** Directions for this task **
Write out the material below again, unchanged.
■ ■ ■ ■ ■
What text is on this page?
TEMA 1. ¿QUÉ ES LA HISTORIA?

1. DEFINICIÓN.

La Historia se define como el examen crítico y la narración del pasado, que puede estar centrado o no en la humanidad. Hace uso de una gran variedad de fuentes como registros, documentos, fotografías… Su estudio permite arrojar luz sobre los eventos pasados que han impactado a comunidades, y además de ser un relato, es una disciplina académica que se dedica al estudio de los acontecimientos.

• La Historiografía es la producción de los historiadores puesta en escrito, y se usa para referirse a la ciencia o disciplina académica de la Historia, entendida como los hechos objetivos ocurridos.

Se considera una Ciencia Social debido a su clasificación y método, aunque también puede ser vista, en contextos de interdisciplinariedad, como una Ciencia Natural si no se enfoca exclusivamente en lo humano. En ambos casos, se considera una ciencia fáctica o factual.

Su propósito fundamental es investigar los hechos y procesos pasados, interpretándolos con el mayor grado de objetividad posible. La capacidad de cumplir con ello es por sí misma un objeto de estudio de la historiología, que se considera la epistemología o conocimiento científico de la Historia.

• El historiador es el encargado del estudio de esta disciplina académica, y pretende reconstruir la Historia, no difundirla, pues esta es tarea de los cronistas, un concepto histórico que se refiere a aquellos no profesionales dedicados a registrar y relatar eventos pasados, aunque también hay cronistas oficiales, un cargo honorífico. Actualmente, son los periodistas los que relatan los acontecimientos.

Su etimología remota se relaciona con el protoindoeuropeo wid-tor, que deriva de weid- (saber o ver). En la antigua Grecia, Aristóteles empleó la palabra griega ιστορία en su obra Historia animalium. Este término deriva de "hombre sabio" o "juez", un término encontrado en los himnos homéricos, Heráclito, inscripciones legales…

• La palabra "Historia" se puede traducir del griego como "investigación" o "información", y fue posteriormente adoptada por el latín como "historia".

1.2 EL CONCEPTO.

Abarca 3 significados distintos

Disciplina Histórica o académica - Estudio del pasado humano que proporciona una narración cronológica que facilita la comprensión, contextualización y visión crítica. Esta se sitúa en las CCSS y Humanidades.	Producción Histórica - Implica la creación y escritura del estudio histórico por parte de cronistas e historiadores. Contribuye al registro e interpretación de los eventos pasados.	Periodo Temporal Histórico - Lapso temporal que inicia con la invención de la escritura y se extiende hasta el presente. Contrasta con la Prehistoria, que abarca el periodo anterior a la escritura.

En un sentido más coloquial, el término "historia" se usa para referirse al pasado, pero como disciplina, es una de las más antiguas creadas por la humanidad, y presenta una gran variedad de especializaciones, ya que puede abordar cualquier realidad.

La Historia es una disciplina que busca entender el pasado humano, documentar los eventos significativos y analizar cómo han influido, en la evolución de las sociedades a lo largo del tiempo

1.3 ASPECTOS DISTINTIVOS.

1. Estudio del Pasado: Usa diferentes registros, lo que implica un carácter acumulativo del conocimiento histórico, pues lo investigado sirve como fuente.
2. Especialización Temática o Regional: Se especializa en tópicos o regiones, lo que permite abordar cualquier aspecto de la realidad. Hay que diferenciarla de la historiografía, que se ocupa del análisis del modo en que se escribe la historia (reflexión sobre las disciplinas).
■ ■ ■ ■ ■
** Result for this exercise **
What text is on this page?
TEMA 1. ¿QUÉ ES LA HISTORIA?

1. DEFINICIÓN.

La Historia se define como el examen crítico y la narración del pasado, que puede estar centrado o no en la humanidad. Hace uso de una gran variedad de fuentes como registros, documentos, fotografías… Su estudio permite arrojar luz sobre los eventos pasados que han impactado a comunidades, y además de ser un relato, es una disciplina académica que se dedica al estudio de los acontecimientos.

• La Historiografía es la producción de los historiadores puesta en escrito, y se usa para referirse a la ciencia o disciplina académica de la Historia, entendida como los hechos objetivos ocurridos.

Se considera una Ciencia Social debido a su clasificación y método, aunque también puede ser vista, en contextos de interdisciplinariedad, como una Ciencia Natural si no se enfoca exclusivamente en lo humano. En ambos casos, se considera una ciencia fáctica o factual.

Su propósito fundamental es investigar los hechos y procesos pasados, interpretándolos con el mayor grado de objetividad posible. La capacidad de cumplir con ello es por sí misma un objeto de estudio de la historiología, que se considera la epistemología o conocimiento científico de la Historia.

• El historiador es el encargado del estudio de esta disciplina académica, y pretende reconstruir la Historia, no difundirla, pues esta es tarea de los cronistas, un concepto histórico que se refiere a aquellos no profesionales dedicados a registrar y relatar eventos pasados, aunque también hay cronistas oficiales, un cargo honorífico. Actualmente, son los periodistas los que relatan los acontecimientos.

Su etimología remota se relaciona con el protoindoeuropeo wid-tor, que deriva de weid- (saber o ver). En la antigua Grecia, Aristóteles empleó la palabra griega ιστορία en su obra Historia animalium. Este término deriva de "hombre sabio" o "juez", un término encontrado en los himnos homéricos, Heráclito, inscripciones legales…

• La palabra "Historia" se puede traducir del griego como "investigación" o "información", y fue posteriormente adoptada por el latín como "historia".

1.2 EL CONCEPTO.

Abarca 3 significados distintos

Disciplina Histórica o académica - Estudio del pasado humano que proporciona una narración cronológica que facilita la comprensión, contextualización y visión crítica. Esta se sitúa en las CCSS y Humanidades.	Producción Histórica - Implica la creación y escritura del estudio histórico por parte de cronistas e historiadores. Contribuye al registro e interpretación de los eventos pasados.	Periodo Temporal Histórico - Lapso temporal que inicia con la invención de la escritura y se extiende hasta el presente. Contrasta con la Prehistoria, que abarca el periodo anterior a la escritura.

En un sentido más coloquial, el término "historia" se usa para referirse al pasado, pero como disciplina, es una de las más antiguas creadas por la humanidad, y presenta una gran variedad de especializaciones, ya que puede abordar cualquier realidad.

La Historia es una disciplina que busca entender el pasado humano, documentar los eventos significativos y analizar cómo han influido, en la evolución de las sociedades a lo largo del tiempo

1.3 ASPECTOS DISTINTIVOS.

1. Estudio del Pasado: Usa diferentes registros, lo que implica un carácter acumulativo del conocimiento histórico, pues lo investigado sirve como fuente.
2. Especialización Temática o Regional: Se especializa en tópicos o regiones, lo que permite abordar cualquier aspecto de la realidad. Hay que diferenciarla de la historiografía, que se ocupa del análisis del modo en que se escribe la historia (reflexión sobre las disciplinas).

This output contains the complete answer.